Wherever "Gnade" appears in a line, list that line.

··· Provided records

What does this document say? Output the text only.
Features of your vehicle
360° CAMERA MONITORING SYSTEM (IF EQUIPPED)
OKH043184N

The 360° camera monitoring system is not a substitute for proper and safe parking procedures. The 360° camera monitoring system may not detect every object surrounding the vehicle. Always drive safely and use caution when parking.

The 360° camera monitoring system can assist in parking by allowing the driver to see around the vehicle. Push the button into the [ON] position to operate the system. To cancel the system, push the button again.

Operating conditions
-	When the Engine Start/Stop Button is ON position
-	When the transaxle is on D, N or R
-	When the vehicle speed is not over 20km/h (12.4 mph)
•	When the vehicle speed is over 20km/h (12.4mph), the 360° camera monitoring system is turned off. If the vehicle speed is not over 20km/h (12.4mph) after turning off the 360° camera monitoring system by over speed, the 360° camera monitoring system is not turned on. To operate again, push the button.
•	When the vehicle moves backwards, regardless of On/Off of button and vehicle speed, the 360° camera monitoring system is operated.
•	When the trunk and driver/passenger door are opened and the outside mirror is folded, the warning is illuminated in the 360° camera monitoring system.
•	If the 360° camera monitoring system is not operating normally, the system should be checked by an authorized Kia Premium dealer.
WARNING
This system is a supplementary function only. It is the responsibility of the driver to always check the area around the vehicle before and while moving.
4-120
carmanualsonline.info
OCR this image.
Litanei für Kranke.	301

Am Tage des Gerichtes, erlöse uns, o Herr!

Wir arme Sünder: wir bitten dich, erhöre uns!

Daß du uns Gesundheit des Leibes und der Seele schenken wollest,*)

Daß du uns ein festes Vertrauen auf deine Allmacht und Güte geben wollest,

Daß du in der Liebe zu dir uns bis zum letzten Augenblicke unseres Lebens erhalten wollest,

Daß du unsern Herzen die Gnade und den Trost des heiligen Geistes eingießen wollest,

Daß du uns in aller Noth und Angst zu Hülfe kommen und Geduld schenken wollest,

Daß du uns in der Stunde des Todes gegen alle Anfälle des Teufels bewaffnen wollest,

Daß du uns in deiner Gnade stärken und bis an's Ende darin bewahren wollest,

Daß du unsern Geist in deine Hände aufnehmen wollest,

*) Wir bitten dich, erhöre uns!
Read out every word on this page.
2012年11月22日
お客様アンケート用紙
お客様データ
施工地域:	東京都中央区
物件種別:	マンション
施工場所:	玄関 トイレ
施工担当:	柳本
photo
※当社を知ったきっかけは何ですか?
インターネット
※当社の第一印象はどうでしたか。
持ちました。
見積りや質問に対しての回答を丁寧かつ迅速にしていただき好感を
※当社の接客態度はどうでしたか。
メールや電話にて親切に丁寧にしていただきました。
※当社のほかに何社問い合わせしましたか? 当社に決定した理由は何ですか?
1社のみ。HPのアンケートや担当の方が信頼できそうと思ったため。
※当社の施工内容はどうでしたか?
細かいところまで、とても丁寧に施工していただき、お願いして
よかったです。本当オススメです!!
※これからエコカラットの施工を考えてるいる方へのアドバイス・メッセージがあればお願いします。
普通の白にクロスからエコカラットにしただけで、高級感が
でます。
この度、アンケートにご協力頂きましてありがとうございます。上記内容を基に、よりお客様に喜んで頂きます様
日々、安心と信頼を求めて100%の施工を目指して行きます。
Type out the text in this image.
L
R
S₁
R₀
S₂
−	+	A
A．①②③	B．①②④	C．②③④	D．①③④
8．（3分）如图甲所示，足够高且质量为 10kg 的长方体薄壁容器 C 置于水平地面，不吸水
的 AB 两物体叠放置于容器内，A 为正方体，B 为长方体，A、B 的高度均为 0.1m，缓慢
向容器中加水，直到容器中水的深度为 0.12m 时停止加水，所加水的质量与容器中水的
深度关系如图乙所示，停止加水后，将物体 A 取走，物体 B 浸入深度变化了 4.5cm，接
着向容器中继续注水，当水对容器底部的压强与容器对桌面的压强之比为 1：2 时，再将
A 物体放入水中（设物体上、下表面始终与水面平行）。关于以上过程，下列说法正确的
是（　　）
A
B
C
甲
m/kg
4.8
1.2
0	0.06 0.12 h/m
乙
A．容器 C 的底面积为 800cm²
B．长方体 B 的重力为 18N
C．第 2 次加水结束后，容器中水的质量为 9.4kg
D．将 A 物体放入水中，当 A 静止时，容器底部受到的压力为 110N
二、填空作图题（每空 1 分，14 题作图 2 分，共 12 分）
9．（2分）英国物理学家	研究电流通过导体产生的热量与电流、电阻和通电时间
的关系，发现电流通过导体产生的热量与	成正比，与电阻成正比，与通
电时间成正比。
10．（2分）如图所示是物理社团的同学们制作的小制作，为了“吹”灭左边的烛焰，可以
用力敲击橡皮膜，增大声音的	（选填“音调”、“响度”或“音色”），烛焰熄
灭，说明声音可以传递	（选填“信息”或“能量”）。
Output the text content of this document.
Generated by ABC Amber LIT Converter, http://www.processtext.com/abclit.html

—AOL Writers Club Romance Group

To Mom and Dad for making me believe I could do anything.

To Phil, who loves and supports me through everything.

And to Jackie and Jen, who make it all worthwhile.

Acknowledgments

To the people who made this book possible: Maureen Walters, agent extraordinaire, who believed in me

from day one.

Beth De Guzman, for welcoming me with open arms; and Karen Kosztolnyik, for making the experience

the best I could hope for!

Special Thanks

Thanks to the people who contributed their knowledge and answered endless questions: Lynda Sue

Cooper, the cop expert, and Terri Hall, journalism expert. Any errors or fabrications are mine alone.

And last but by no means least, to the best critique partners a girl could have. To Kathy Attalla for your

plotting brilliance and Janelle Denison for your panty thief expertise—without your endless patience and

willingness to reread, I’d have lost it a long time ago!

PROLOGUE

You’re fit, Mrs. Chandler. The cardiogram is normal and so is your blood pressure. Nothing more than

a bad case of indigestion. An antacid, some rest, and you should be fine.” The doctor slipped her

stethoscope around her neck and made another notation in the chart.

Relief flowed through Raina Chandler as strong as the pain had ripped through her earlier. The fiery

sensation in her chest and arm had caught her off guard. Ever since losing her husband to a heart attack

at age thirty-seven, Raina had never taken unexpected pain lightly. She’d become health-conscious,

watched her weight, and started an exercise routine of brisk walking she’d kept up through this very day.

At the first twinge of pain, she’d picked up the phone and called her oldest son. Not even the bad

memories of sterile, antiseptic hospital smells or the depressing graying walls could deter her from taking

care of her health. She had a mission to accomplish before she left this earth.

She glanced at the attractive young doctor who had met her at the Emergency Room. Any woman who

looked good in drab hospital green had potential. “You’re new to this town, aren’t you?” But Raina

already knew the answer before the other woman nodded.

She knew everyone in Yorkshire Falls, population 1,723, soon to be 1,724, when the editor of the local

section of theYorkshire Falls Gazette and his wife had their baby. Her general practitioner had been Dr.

······

◆ Expected answer ◆
Daß du unsern Herzen die Gnade und den Trost des heiligen Geistes eingießen wollest,
Daß du uns in deiner Gnade stärken und bis an's Ende darin bewahren wollest,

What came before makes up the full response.